### PROBLEM REQUIREMENTS:
Extract the entries in their exact form.

### INPUT ROWS:
● ● ● ● ● ● ●

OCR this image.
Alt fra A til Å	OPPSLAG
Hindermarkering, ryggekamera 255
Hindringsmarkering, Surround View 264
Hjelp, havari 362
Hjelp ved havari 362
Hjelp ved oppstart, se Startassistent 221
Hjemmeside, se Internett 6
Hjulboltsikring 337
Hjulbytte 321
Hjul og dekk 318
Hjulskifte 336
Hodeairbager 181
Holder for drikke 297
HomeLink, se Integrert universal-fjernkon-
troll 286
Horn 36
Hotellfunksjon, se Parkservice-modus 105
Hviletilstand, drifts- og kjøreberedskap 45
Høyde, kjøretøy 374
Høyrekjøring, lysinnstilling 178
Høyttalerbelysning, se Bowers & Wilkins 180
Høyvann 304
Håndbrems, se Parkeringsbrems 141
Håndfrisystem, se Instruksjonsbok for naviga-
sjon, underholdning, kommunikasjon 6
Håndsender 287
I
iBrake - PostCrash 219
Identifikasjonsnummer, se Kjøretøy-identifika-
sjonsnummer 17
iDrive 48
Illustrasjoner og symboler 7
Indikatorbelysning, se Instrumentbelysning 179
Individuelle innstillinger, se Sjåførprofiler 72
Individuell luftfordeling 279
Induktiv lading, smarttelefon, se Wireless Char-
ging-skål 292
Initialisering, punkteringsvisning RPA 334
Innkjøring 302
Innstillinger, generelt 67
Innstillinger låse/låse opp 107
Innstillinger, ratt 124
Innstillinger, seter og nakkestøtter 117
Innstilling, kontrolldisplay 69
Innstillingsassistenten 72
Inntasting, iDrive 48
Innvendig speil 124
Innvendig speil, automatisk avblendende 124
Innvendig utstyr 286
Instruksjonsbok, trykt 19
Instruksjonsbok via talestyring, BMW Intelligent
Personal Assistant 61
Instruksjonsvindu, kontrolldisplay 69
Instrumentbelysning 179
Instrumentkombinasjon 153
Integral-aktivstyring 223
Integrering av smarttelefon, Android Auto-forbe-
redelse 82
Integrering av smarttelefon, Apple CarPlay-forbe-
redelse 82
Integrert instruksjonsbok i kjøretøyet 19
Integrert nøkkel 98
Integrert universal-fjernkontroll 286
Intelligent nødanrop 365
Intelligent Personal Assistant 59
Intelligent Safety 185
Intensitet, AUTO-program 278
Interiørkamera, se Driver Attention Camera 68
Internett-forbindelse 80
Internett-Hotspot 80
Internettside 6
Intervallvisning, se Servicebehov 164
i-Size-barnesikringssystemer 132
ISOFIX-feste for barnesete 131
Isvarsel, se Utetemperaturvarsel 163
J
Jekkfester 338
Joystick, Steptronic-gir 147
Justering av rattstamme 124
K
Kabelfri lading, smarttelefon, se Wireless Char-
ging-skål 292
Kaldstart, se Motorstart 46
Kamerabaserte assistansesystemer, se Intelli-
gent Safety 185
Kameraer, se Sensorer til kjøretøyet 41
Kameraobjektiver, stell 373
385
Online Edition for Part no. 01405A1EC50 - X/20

● ● ● ● ● ● ●

### REPLY TO THE TASK:
OCR this image.
Alt fra A til Å	OPPSLAG
Hindermarkering, ryggekamera 255
Hindringsmarkering, Surround View 264
Hjelp, havari 362
Hjelp ved havari 362
Hjelp ved oppstart, se Startassistent 221
Hjemmeside, se Internett 6
Hjulboltsikring 337
Hjulbytte 321
Hjul og dekk 318
Hjulskifte 336
Hodeairbager 181
Holder for drikke 297
HomeLink, se Integrert universal-fjernkon-
troll 286
Horn 36
Hotellfunksjon, se Parkservice-modus 105
Hviletilstand, drifts- og kjøreberedskap 45
Høyde, kjøretøy 374
Høyrekjøring, lysinnstilling 178
Høyttalerbelysning, se Bowers & Wilkins 180
Høyvann 304
Håndbrems, se Parkeringsbrems 141
Håndfrisystem, se Instruksjonsbok for naviga-
sjon, underholdning, kommunikasjon 6
Håndsender 287
I
iBrake - PostCrash 219
Identifikasjonsnummer, se Kjøretøy-identifika-
sjonsnummer 17
iDrive 48
Illustrasjoner og symboler 7
Indikatorbelysning, se Instrumentbelysning 179
Individuelle innstillinger, se Sjåførprofiler 72
Individuell luftfordeling 279
Induktiv lading, smarttelefon, se Wireless Char-
ging-skål 292
Initialisering, punkteringsvisning RPA 334
Innkjøring 302
Innstillinger, generelt 67
Innstillinger låse/låse opp 107
Innstillinger, ratt 124
Innstillinger, seter og nakkestøtter 117
Innstilling, kontrolldisplay 69
Innstillingsassistenten 72
Inntasting, iDrive 48
Innvendig speil 124
Innvendig speil, automatisk avblendende 124
Innvendig utstyr 286
Instruksjonsbok, trykt 19
Instruksjonsbok via talestyring, BMW Intelligent
Personal Assistant 61
Instruksjonsvindu, kontrolldisplay 69
Instrumentbelysning 179
Instrumentkombinasjon 153
Integral-aktivstyring 223
Integrering av smarttelefon, Android Auto-forbe-
redelse 82
Integrering av smarttelefon, Apple CarPlay-forbe-
redelse 82
Integrert instruksjonsbok i kjøretøyet 19
Integrert nøkkel 98
Integrert universal-fjernkontroll 286
Intelligent nødanrop 365
Intelligent Personal Assistant 59
Intelligent Safety 185
Intensitet, AUTO-program 278
Interiørkamera, se Driver Attention Camera 68
Internett-forbindelse 80
Internett-Hotspot 80
Internettside 6
Intervallvisning, se Servicebehov 164
i-Size-barnesikringssystemer 132
ISOFIX-feste for barnesete 131
Isvarsel, se Utetemperaturvarsel 163
J
Jekkfester 338
Joystick, Steptronic-gir 147
Justering av rattstamme 124
K
Kabelfri lading, smarttelefon, se Wireless Char-
ging-skål 292
Kaldstart, se Motorstart 46
Kamerabaserte assistansesystemer, se Intelli-
gent Safety 185
Kameraer, se Sensorer til kjøretøyet 41
Kameraobjektiver, stell 373
385
Online Edition for Part no. 01405A1EC50 - X/20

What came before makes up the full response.